**TASK PROMPT:** Answer with nothing but the number of lines that include the word "Below".

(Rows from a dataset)
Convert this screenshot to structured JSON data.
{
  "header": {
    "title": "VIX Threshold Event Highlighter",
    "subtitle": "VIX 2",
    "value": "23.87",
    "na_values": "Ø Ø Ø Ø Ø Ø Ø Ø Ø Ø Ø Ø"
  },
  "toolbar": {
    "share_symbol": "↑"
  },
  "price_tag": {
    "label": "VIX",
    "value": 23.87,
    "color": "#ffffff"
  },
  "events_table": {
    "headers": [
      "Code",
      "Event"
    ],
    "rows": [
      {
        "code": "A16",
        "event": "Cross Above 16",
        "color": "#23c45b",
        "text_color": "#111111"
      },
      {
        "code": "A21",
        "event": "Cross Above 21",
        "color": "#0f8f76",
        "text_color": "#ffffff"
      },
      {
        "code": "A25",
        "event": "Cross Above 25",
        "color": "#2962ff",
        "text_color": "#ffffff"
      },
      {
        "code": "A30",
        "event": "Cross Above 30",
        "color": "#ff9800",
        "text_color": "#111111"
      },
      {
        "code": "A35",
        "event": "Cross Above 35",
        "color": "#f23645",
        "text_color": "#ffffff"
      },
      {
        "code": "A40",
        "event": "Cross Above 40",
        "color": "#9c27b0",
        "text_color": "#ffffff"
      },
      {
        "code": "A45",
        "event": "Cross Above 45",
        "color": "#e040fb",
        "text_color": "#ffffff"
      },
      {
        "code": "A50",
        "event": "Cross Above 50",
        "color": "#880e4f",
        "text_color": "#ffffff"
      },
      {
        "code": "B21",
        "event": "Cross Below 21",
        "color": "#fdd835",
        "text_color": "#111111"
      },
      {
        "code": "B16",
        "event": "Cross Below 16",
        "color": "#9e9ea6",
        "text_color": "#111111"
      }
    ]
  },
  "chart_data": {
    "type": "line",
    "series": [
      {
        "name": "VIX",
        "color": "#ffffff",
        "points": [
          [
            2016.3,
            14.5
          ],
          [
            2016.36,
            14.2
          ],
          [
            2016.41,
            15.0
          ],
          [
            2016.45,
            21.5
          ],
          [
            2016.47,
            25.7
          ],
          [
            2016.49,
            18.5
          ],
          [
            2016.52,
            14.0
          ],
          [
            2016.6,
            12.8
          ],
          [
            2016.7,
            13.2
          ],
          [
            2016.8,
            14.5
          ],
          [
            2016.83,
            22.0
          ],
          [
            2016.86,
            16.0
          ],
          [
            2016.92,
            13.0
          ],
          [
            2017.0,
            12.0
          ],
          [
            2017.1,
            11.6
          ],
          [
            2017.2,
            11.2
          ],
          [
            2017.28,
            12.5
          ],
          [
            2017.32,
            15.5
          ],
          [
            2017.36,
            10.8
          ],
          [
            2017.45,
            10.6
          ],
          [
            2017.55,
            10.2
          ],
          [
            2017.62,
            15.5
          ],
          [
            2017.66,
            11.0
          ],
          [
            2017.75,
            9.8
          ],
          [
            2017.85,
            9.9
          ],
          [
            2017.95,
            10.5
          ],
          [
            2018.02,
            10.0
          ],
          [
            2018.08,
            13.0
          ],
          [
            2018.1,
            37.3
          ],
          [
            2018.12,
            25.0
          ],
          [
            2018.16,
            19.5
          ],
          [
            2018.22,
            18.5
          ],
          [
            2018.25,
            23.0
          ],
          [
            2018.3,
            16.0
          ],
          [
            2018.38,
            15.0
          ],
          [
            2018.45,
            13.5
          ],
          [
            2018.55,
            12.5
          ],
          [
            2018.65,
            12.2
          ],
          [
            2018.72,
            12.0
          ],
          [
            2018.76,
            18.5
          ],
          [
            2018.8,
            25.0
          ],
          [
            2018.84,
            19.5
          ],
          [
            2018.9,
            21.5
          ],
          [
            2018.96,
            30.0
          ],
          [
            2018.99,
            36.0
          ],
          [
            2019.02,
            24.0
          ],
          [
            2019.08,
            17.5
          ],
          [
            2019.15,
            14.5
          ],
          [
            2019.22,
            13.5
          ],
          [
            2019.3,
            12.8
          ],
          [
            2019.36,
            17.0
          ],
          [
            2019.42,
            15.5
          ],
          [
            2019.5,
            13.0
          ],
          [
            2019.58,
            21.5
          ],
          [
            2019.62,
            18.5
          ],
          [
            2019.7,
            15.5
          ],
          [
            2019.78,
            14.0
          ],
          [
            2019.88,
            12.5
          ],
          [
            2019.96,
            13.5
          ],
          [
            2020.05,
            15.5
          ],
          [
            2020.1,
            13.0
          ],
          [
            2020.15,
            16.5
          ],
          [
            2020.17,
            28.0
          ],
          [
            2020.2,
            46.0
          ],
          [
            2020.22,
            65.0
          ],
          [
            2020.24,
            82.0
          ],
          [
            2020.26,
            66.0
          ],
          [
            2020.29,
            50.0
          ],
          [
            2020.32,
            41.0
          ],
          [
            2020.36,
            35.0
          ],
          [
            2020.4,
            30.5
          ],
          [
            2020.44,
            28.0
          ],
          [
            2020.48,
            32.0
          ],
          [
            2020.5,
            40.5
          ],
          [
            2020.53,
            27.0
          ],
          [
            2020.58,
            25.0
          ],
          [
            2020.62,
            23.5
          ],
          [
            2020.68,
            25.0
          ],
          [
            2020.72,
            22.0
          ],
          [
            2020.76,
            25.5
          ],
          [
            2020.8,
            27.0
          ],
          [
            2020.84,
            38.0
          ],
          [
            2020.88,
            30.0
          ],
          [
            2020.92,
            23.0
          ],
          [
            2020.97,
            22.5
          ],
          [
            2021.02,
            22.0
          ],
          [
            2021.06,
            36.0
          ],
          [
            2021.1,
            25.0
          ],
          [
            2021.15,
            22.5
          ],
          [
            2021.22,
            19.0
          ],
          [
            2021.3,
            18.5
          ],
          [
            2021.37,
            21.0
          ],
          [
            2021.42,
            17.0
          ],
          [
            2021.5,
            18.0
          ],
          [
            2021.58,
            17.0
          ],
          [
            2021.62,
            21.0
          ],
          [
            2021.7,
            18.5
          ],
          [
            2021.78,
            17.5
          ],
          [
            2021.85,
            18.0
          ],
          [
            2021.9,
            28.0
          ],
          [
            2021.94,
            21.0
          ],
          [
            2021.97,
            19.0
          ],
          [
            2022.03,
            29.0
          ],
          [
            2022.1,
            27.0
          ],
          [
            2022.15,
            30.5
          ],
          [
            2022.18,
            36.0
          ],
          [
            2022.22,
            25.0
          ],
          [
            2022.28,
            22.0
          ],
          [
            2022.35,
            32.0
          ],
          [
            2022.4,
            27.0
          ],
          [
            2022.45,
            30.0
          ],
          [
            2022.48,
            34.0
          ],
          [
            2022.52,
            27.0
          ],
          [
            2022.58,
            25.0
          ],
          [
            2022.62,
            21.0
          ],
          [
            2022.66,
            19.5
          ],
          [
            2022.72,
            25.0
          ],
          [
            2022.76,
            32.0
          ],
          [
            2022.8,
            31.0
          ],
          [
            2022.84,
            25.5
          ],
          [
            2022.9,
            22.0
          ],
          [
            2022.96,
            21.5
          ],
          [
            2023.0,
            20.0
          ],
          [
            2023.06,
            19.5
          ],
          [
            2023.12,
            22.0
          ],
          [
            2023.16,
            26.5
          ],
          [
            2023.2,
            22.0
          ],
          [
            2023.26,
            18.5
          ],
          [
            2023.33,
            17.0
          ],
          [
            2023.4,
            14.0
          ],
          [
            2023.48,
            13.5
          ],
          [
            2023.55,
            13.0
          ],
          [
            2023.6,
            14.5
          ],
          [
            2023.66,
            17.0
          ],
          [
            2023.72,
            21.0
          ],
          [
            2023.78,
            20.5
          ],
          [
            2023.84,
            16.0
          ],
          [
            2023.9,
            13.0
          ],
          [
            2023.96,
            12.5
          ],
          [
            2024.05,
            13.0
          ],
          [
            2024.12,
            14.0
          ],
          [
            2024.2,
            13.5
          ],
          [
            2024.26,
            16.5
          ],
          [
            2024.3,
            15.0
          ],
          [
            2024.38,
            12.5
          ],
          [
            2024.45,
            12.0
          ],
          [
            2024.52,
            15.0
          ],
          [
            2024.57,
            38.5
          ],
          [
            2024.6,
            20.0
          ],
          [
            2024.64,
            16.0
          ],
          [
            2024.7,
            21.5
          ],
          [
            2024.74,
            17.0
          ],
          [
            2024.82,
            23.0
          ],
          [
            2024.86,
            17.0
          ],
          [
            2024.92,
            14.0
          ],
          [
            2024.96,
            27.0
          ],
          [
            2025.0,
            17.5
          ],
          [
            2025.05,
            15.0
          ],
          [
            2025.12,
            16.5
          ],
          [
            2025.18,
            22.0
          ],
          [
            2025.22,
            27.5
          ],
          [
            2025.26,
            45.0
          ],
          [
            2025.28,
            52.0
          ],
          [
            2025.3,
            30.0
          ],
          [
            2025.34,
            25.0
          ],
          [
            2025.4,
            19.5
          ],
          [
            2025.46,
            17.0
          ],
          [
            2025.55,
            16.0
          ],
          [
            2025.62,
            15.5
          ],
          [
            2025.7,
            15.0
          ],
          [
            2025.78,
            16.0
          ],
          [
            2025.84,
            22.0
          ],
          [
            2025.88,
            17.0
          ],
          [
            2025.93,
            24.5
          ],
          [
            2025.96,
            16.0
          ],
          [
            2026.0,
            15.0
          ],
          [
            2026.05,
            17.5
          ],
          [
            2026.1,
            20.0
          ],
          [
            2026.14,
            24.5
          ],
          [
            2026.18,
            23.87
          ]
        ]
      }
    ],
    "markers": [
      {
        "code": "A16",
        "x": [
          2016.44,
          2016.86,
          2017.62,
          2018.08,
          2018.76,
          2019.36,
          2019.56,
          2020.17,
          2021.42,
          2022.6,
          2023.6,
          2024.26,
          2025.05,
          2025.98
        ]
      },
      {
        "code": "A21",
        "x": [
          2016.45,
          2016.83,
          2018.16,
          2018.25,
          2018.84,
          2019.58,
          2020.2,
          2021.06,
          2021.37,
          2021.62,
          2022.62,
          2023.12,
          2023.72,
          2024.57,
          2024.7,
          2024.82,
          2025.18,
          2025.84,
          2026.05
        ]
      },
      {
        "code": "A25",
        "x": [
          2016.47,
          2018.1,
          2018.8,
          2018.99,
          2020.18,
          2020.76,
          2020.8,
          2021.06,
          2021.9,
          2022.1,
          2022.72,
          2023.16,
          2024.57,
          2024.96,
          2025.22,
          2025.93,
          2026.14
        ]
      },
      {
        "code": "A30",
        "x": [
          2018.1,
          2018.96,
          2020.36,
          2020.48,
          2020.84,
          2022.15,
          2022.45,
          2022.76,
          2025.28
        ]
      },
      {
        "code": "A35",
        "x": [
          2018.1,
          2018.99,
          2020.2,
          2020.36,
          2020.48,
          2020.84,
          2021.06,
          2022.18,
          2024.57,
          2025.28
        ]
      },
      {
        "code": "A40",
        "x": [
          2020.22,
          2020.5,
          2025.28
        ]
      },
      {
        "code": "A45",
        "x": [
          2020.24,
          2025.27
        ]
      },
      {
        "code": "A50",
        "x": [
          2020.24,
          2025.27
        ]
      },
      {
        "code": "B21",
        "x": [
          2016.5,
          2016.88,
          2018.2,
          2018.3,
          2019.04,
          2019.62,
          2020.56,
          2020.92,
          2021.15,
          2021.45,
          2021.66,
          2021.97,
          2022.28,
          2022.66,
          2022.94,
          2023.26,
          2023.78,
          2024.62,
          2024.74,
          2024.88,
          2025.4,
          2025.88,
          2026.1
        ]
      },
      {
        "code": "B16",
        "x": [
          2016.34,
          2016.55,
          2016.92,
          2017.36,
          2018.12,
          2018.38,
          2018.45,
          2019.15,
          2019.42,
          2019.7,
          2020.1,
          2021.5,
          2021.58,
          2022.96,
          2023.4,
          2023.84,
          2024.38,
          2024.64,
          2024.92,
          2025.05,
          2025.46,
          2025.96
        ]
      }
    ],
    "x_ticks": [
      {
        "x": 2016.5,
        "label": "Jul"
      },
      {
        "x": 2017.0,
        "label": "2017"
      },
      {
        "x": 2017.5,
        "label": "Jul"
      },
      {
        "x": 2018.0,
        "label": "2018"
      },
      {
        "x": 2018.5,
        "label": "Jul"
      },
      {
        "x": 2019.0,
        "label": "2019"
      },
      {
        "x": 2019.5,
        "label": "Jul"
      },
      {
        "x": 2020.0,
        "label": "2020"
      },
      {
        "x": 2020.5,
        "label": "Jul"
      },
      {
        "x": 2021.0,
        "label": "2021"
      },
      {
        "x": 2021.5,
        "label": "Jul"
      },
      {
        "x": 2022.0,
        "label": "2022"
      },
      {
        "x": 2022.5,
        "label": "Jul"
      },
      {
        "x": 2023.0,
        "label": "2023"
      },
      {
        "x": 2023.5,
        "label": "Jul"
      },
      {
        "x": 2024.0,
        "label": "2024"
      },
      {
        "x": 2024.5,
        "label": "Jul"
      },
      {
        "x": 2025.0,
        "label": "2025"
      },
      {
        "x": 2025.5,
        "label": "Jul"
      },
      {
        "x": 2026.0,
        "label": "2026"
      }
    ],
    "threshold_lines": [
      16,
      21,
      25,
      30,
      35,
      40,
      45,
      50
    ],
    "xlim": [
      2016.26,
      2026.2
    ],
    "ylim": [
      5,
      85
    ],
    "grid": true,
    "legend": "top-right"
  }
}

**CORRECT RESULT:** 2